§ **Work to complete**
Nothing in the data should change when you return it, but leave the pictures out.

§ **Stored rows**
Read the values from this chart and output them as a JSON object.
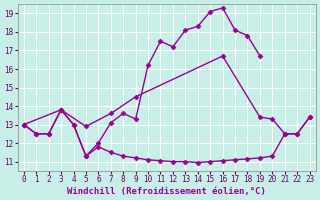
{
  "xlabel": "Windchill (Refroidissement éolien,°C)",
  "bg_color": "#c8eee8",
  "line_color": "#990099",
  "grid_color": "#ffffff",
  "xlim": [
    -0.5,
    23.5
  ],
  "ylim": [
    10.5,
    19.5
  ],
  "xticks": [
    0,
    1,
    2,
    3,
    4,
    5,
    6,
    7,
    8,
    9,
    10,
    11,
    12,
    13,
    14,
    15,
    16,
    17,
    18,
    19,
    20,
    21,
    22,
    23
  ],
  "yticks": [
    11,
    12,
    13,
    14,
    15,
    16,
    17,
    18,
    19
  ],
  "line1_x": [
    0,
    1,
    2,
    3,
    4,
    5,
    6,
    7,
    8,
    9,
    10,
    11,
    12,
    13,
    14,
    15,
    16,
    17,
    18,
    19
  ],
  "line1_y": [
    13.0,
    12.5,
    12.5,
    13.8,
    13.0,
    11.3,
    12.0,
    13.1,
    13.6,
    13.3,
    16.2,
    17.5,
    17.2,
    18.1,
    18.3,
    19.1,
    19.3,
    18.1,
    17.8,
    16.7
  ],
  "line2_x": [
    0,
    3,
    5,
    7,
    9,
    16,
    19,
    20,
    21,
    22,
    23
  ],
  "line2_y": [
    13.0,
    13.8,
    12.9,
    13.6,
    14.5,
    16.7,
    13.4,
    13.3,
    12.5,
    12.5,
    13.4
  ],
  "line3_x": [
    0,
    1,
    2,
    3,
    4,
    5,
    6,
    7,
    8,
    9,
    10,
    11,
    12,
    13,
    14,
    15,
    16,
    17,
    18,
    19,
    20,
    21,
    22,
    23
  ],
  "line3_y": [
    13.0,
    12.5,
    12.5,
    13.8,
    13.0,
    11.3,
    11.8,
    11.5,
    11.3,
    11.2,
    11.1,
    11.05,
    11.0,
    11.0,
    10.95,
    11.0,
    11.05,
    11.1,
    11.15,
    11.2,
    11.3,
    12.5,
    12.5,
    13.4
  ],
  "marker": "D",
  "markersize": 2.5,
  "linewidth": 1.0,
  "xlabel_fontsize": 6.5,
  "tick_fontsize": 5.5
}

§ **Worked solution**
Read the values from this chart and output them as a JSON object.
{
  "xlabel": "Windchill (Refroidissement éolien,°C)",
  "bg_color": "#c8eee8",
  "line_color": "#990099",
  "grid_color": "#ffffff",
  "xlim": [
    -0.5,
    23.5
  ],
  "ylim": [
    10.5,
    19.5
  ],
  "xticks": [
    0,
    1,
    2,
    3,
    4,
    5,
    6,
    7,
    8,
    9,
    10,
    11,
    12,
    13,
    14,
    15,
    16,
    17,
    18,
    19,
    20,
    21,
    22,
    23
  ],
  "yticks": [
    11,
    12,
    13,
    14,
    15,
    16,
    17,
    18,
    19
  ],
  "line1_x": [
    0,
    1,
    2,
    3,
    4,
    5,
    6,
    7,
    8,
    9,
    10,
    11,
    12,
    13,
    14,
    15,
    16,
    17,
    18,
    19
  ],
  "line1_y": [
    13.0,
    12.5,
    12.5,
    13.8,
    13.0,
    11.3,
    12.0,
    13.1,
    13.6,
    13.3,
    16.2,
    17.5,
    17.2,
    18.1,
    18.3,
    19.1,
    19.3,
    18.1,
    17.8,
    16.7
  ],
  "line2_x": [
    0,
    3,
    5,
    7,
    9,
    16,
    19,
    20,
    21,
    22,
    23
  ],
  "line2_y": [
    13.0,
    13.8,
    12.9,
    13.6,
    14.5,
    16.7,
    13.4,
    13.3,
    12.5,
    12.5,
    13.4
  ],
  "line3_x": [
    0,
    1,
    2,
    3,
    4,
    5,
    6,
    7,
    8,
    9,
    10,
    11,
    12,
    13,
    14,
    15,
    16,
    17,
    18,
    19,
    20,
    21,
    22,
    23
  ],
  "line3_y": [
    13.0,
    12.5,
    12.5,
    13.8,
    13.0,
    11.3,
    11.8,
    11.5,
    11.3,
    11.2,
    11.1,
    11.05,
    11.0,
    11.0,
    10.95,
    11.0,
    11.05,
    11.1,
    11.15,
    11.2,
    11.3,
    12.5,
    12.5,
    13.4
  ],
  "marker": "D",
  "markersize": 2.5,
  "linewidth": 1.0,
  "xlabel_fontsize": 6.5,
  "tick_fontsize": 5.5
}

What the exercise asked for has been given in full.